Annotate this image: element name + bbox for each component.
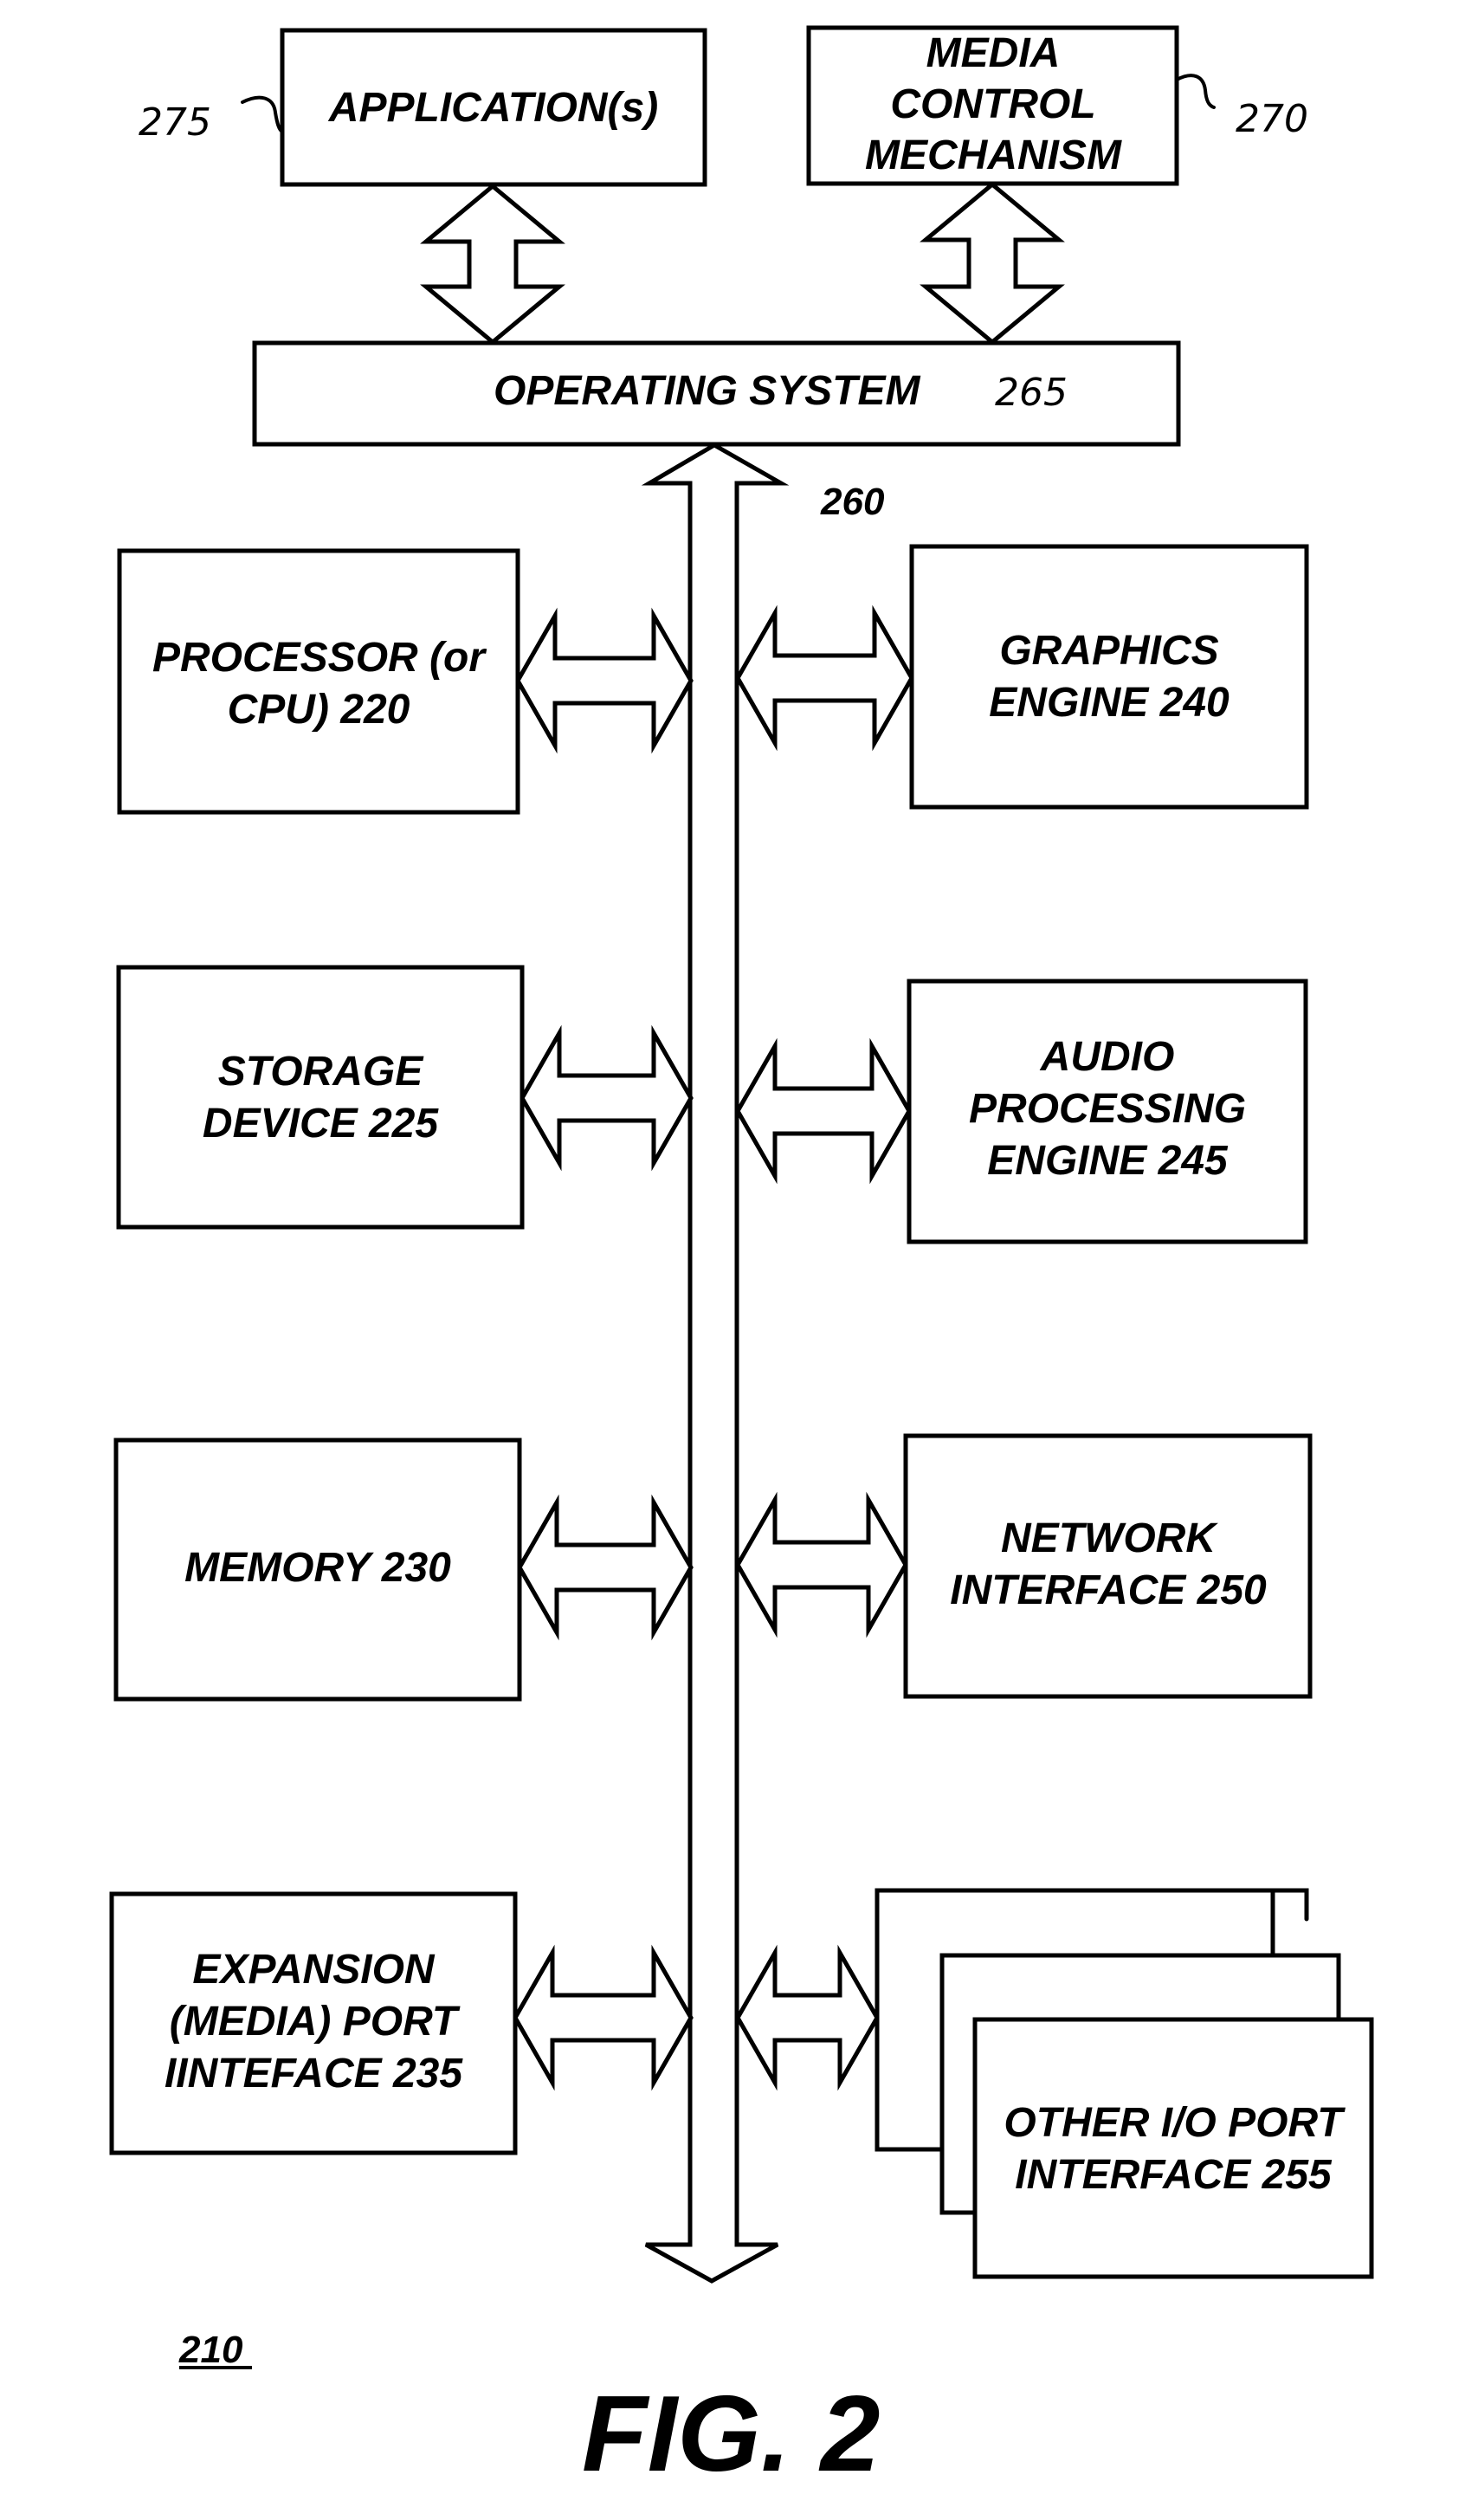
- processor-box: [117, 548, 520, 815]
- expansion-port-label-line-1: EXPANSION: [192, 1947, 436, 1993]
- network-box: [903, 1433, 1313, 1699]
- audio-bus-arrow: [735, 1037, 912, 1185]
- operating-system-label: OPERATING SYSTEM: [494, 368, 921, 414]
- operating-system-block: OPERATING SYSTEM 265: [252, 340, 1181, 447]
- network-label-line-1: NETWORK: [1001, 1515, 1218, 1561]
- media-control-block: MEDIA CONTROL MECHANISM: [806, 25, 1179, 186]
- audio-label-line-3: ENGINE 245: [987, 1138, 1229, 1184]
- audio-label-line-2: PROCESSING: [969, 1086, 1246, 1132]
- expansion-port-label-line-3: IINTEFACE 235: [165, 2051, 463, 2097]
- system-ref-number: 210: [178, 2329, 243, 2371]
- applications-leader-line: [241, 95, 284, 133]
- system-block-diagram: APPLICATION(s) 275 MEDIA CONTROL MECHANI…: [109, 25, 1374, 2494]
- expansion-port-label-line-2: (MEDIA) PORT: [170, 1999, 461, 2045]
- other-io-bus-arrow: [735, 1944, 880, 2091]
- other-io-front-box: [972, 2017, 1374, 2279]
- graphics-box: [909, 544, 1309, 810]
- processor-label-line-1: PROCESSOR (or: [152, 635, 487, 681]
- storage-label-line-1: STORAGE: [218, 1049, 424, 1095]
- bus-ref-number: 260: [820, 481, 885, 523]
- storage-box: [116, 965, 525, 1230]
- other-io-block: OTHER I/O PORT INTERFACE 255: [875, 1888, 1374, 2279]
- processor-bus-arrow: [515, 607, 694, 754]
- graphics-label-line-1: GRAPHICS: [999, 628, 1218, 674]
- operating-system-ref-number: 265: [995, 371, 1068, 415]
- other-io-label-line-1: OTHER I/O PORT: [1004, 2100, 1346, 2146]
- media-control-leader-line: [1175, 74, 1216, 109]
- graphics-bus-arrow: [735, 604, 914, 752]
- media-control-os-arrow: [920, 181, 1065, 346]
- storage-label-line-2: DEVICE 225: [203, 1101, 439, 1147]
- memory-bus-arrow: [517, 1494, 694, 1641]
- graphics-block: GRAPHICS ENGINE 240: [909, 544, 1309, 810]
- audio-label-line-1: AUDIO: [1040, 1034, 1175, 1080]
- graphics-label-line-2: ENGINE 240: [989, 680, 1230, 726]
- media-control-ref-number: 270: [1236, 97, 1308, 141]
- applications-block: APPLICATION(s): [280, 28, 707, 187]
- expansion-port-block: EXPANSION (MEDIA) PORT IINTEFACE 235: [109, 1891, 518, 2155]
- network-bus-arrow: [735, 1491, 908, 1638]
- applications-os-arrow: [420, 183, 565, 346]
- applications-label: APPLICATION(s): [328, 85, 658, 131]
- storage-block: STORAGE DEVICE 225: [116, 965, 525, 1230]
- network-label-line-2: INTERFACE 250: [950, 1567, 1267, 1613]
- memory-label: MEMORY 230: [184, 1545, 451, 1591]
- processor-label-line-2: CPU) 220: [228, 687, 410, 733]
- processor-block: PROCESSOR (or CPU) 220: [117, 548, 520, 815]
- media-control-label-line-3: MECHANISM: [865, 132, 1122, 178]
- memory-block: MEMORY 230: [113, 1438, 522, 1702]
- storage-bus-arrow: [520, 1024, 694, 1172]
- figure-caption: FIG. 2: [582, 2375, 881, 2494]
- expansion-port-bus-arrow: [513, 1944, 694, 2091]
- applications-ref-number: 275: [139, 100, 211, 145]
- other-io-label-line-2: INTERFACE 255: [1015, 2152, 1333, 2198]
- media-control-label-line-2: CONTROL: [890, 81, 1095, 127]
- audio-block: AUDIO PROCESSING ENGINE 245: [907, 979, 1308, 1244]
- network-block: NETWORK INTERFACE 250: [903, 1433, 1313, 1699]
- media-control-label-line-1: MEDIA: [926, 30, 1061, 76]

» Written exercise
Please locate each line in the records above that contains the string "MECHANISM" and copy it out in full. Case counts.

» Expected answer
- media-control-block: MEDIA CONTROL MECHANISM: [806, 25, 1179, 186]
- media-control-label-line-3: MECHANISM: [865, 132, 1122, 178]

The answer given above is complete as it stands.